The market for wearable electronic products is fast growing and has undergone significant evolution over the past year. Certainly it is becoming an increasingly significant market: to cite some recent data from market research firm Futuresource Consulting, consumer demand for wearables is fast rising with expected shipments of 52 million units in 2014, up 32% from 2013 and increasing by 44% to 74 million units in 2015, with emerging sectors such as Smart Watches and activity trackers likely to grow even faster over the next few years. There is now an increasingly wide choice of products available with different use cases ranging from devices focused on health and activity, through to smartphone alerts and media control. 

Although this relatively new market is highly fragmented, a clearer landscape is slowly beginning to emerge with functionality previously found on discrete devices now being consolidated and integrated into the next generation of wearables, whether they are Smart Glasses or designed to be worn on the wrist. Importantly, the technology building blocks are now available for leading OEMs to realise the next phase of development in wearables and enable new use cases and applications in fitness and infotainment, as well as in healthcare, industrial and enterprise applications.

* Data entries *
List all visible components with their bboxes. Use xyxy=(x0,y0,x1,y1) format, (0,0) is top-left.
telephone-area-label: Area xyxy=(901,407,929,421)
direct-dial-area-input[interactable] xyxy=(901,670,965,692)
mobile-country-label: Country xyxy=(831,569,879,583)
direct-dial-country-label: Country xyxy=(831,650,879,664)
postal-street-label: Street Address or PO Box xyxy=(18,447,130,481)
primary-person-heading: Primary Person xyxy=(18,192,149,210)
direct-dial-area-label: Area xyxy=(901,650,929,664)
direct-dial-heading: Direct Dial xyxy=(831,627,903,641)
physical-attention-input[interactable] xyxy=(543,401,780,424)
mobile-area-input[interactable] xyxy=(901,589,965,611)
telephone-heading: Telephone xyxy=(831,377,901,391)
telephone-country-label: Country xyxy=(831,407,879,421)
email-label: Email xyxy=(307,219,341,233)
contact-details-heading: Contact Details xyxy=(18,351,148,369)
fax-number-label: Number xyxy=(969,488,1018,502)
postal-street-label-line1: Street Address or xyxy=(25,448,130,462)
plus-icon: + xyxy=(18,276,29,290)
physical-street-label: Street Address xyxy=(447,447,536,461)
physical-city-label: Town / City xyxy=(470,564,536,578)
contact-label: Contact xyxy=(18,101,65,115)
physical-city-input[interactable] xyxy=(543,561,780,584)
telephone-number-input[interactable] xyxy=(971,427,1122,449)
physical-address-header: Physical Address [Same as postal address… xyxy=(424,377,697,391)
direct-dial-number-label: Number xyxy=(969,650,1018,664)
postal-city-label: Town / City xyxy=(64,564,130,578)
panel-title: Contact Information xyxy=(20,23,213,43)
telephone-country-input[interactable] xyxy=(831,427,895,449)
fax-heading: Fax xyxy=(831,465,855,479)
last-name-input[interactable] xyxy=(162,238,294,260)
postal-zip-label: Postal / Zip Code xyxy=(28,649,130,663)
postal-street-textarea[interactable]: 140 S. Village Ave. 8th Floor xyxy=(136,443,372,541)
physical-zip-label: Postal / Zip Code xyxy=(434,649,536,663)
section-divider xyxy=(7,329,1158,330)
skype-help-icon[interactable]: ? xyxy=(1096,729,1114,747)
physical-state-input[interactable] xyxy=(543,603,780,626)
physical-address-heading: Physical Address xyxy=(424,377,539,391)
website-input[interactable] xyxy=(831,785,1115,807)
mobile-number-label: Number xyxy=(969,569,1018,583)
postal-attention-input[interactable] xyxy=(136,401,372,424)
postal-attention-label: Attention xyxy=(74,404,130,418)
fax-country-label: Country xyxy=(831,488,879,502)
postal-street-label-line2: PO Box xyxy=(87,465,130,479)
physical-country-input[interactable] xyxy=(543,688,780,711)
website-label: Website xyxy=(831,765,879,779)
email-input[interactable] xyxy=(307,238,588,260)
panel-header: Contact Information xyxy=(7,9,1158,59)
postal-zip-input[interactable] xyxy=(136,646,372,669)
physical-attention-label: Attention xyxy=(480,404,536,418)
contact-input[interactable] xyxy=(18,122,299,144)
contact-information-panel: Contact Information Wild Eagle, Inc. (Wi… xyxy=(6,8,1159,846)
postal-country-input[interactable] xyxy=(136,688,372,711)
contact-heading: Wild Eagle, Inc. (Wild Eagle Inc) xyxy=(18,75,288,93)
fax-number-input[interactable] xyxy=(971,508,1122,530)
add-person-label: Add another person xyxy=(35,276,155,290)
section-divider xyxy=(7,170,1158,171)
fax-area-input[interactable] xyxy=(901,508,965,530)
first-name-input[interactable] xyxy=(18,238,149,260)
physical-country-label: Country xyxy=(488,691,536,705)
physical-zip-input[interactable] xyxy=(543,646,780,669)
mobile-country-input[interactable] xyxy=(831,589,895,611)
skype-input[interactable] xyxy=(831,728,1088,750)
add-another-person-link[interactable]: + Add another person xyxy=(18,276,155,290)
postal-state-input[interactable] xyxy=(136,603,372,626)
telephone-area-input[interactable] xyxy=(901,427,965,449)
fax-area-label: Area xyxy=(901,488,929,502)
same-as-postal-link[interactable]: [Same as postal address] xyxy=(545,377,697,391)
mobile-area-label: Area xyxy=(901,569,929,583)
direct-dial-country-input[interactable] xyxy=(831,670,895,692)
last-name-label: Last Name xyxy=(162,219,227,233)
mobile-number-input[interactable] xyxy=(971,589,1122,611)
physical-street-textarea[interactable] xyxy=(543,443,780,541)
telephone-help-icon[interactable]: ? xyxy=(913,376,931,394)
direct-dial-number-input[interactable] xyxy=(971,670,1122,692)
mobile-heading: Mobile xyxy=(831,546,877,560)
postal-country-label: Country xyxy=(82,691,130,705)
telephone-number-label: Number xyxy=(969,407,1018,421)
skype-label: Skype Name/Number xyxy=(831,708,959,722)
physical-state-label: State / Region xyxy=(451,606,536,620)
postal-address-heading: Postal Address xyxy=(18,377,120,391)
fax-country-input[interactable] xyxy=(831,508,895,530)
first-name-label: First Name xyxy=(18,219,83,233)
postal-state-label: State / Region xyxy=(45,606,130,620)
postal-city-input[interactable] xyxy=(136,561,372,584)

* Requirements *
#1 Please list every application area that the passage on wearable electronics names for the next phase of development in wearables.
#2 Based on the passage on wearable electronics, does each statement agree with it? (a) Wearable shipments are expected to reach 74 million units in 2015. (b) The wearables market is described as highly consolidated. (c) Expected 2014 shipments are 32% higher than in 2013.

* The solutions *
#1 Fitness, infotainment, healthcare, industrial, enterprise

#2
(a) Yes: "increasing by 44% to 74 million units in 2015"
(b) No: "this relatively new market is highly fragmented"
(c) Yes: "expected shipments of 52 million units in 2014, up 32% from 2013"